[Recorded data]
----

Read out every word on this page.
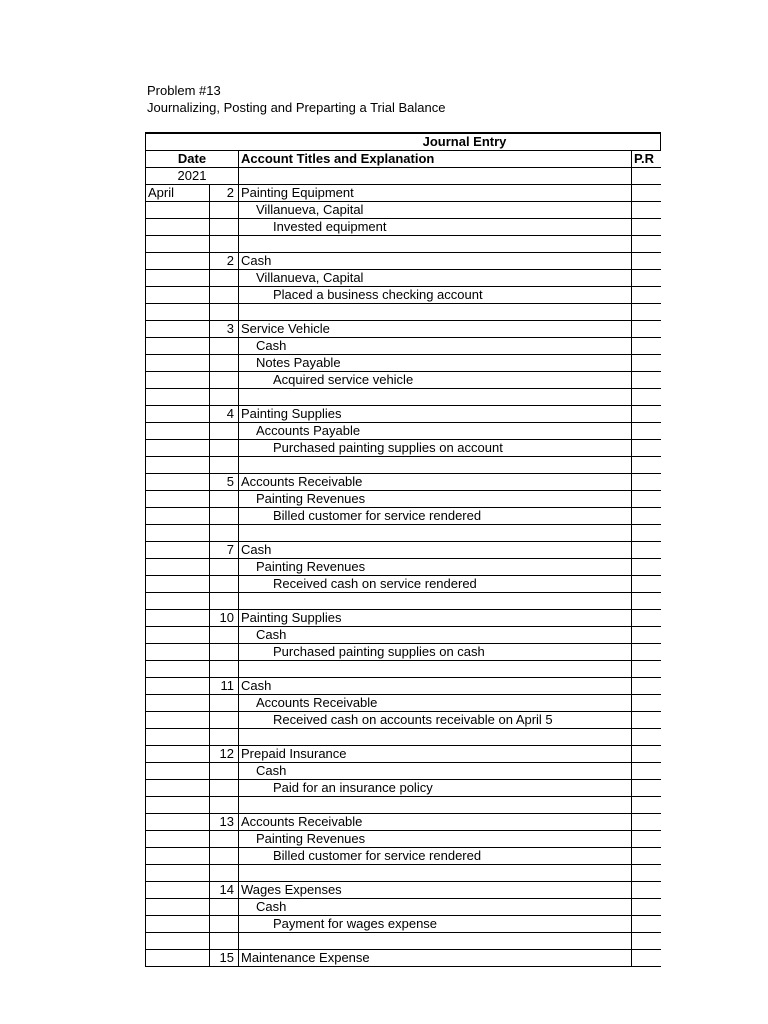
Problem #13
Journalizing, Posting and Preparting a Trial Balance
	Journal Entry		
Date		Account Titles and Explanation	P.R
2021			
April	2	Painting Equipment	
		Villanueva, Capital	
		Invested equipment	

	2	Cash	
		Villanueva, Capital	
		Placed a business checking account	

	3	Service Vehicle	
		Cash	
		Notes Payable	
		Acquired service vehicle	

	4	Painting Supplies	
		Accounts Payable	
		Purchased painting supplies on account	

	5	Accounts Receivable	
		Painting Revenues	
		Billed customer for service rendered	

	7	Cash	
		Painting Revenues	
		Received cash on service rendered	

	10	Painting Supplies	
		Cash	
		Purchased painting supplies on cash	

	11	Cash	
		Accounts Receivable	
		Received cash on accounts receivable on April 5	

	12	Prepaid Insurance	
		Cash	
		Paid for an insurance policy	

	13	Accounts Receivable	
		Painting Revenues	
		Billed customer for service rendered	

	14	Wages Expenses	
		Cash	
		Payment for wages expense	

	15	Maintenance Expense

----

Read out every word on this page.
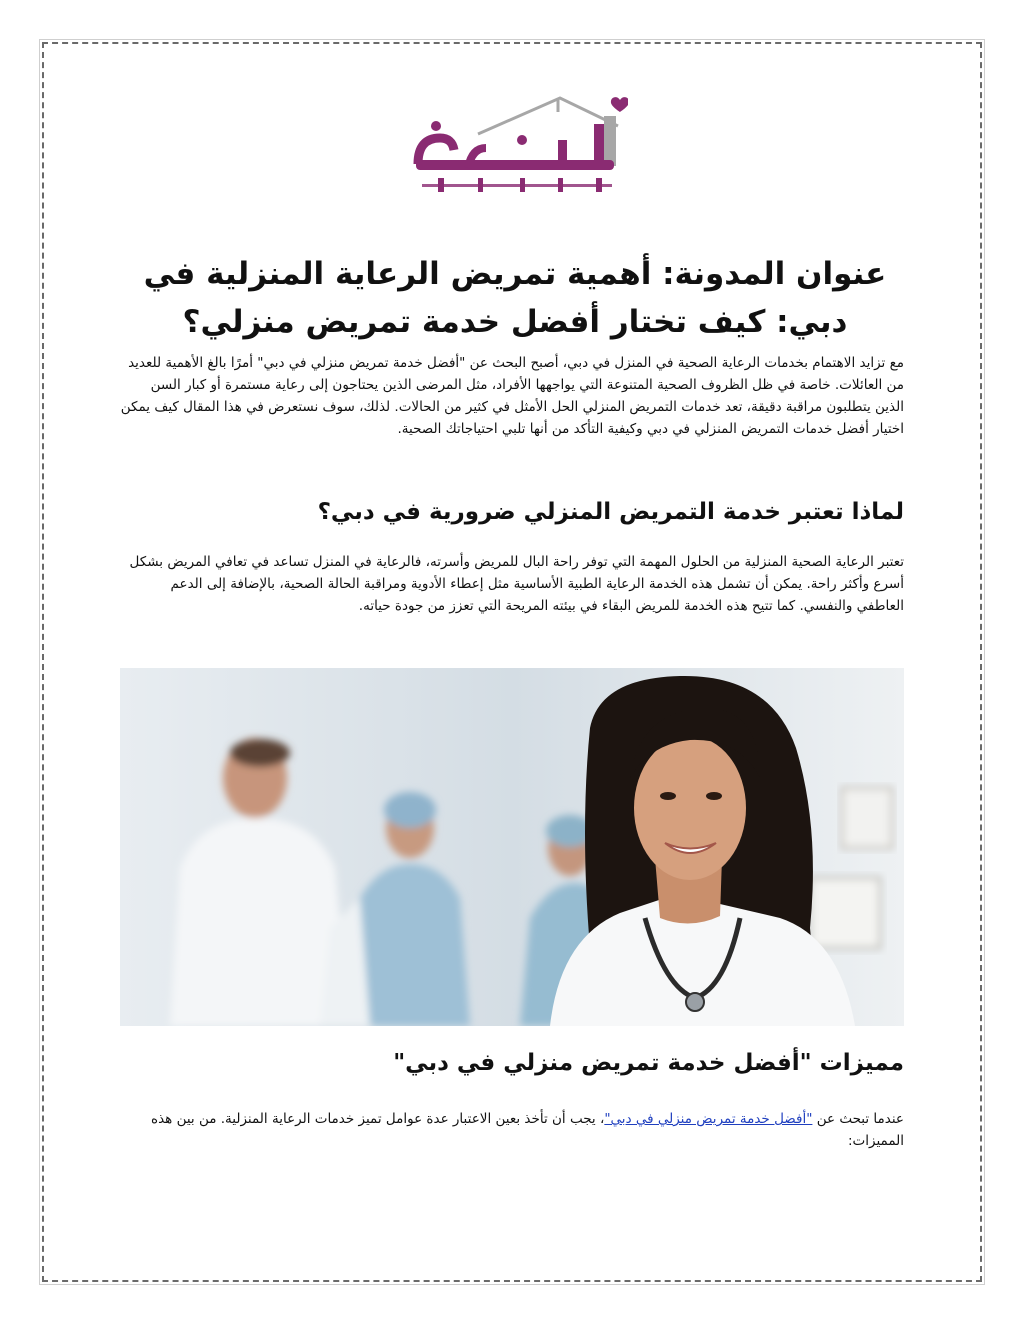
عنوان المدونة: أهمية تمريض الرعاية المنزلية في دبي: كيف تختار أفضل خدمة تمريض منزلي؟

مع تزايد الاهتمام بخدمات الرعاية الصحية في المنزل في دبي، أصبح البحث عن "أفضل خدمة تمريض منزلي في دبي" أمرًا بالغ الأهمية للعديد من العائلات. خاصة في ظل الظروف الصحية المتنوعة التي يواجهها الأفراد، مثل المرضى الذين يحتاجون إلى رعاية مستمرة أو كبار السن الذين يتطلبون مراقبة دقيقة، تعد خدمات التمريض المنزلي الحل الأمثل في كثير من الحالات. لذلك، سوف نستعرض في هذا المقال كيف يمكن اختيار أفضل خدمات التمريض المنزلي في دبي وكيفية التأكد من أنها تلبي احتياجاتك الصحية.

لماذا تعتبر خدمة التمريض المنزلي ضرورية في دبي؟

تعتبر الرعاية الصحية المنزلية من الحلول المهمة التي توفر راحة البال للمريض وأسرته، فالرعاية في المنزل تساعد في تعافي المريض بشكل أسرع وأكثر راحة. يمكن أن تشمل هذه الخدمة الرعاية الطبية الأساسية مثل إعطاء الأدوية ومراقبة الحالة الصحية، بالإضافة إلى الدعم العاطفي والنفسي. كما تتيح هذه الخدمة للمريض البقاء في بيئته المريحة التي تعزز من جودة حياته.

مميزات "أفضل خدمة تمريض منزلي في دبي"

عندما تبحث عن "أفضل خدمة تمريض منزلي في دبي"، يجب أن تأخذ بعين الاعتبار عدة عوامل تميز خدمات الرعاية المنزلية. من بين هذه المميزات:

----

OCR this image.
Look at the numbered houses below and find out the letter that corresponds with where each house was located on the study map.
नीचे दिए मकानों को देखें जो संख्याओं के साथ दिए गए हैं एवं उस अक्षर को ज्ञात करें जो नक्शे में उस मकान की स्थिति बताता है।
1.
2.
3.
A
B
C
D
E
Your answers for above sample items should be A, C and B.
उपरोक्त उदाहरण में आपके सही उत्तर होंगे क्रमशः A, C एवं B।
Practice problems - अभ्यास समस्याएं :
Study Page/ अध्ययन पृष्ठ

----

**PROMPT**
In the listing above, find the lines holding the word "تعتبر" and copy them.

**SOLVED EXERCISE**
لماذا تعتبر خدمة التمريض المنزلي ضرورية في دبي؟
تعتبر الرعاية الصحية المنزلية من الحلول المهمة التي توفر راحة البال للمريض وأسرته، فالرعاية في المنزل تساعد في تعافي المريض بشكل أسرع وأكثر راحة. يمكن أن تشمل هذه الخدمة الرعاية الطبية الأساسية مثل إعطاء الأدوية ومراقبة الحالة الصحية، بالإضافة إلى الدعم العاطفي والنفسي. كما تتيح هذه الخدمة للمريض البقاء في بيئته المريحة التي تعزز من جودة حياته.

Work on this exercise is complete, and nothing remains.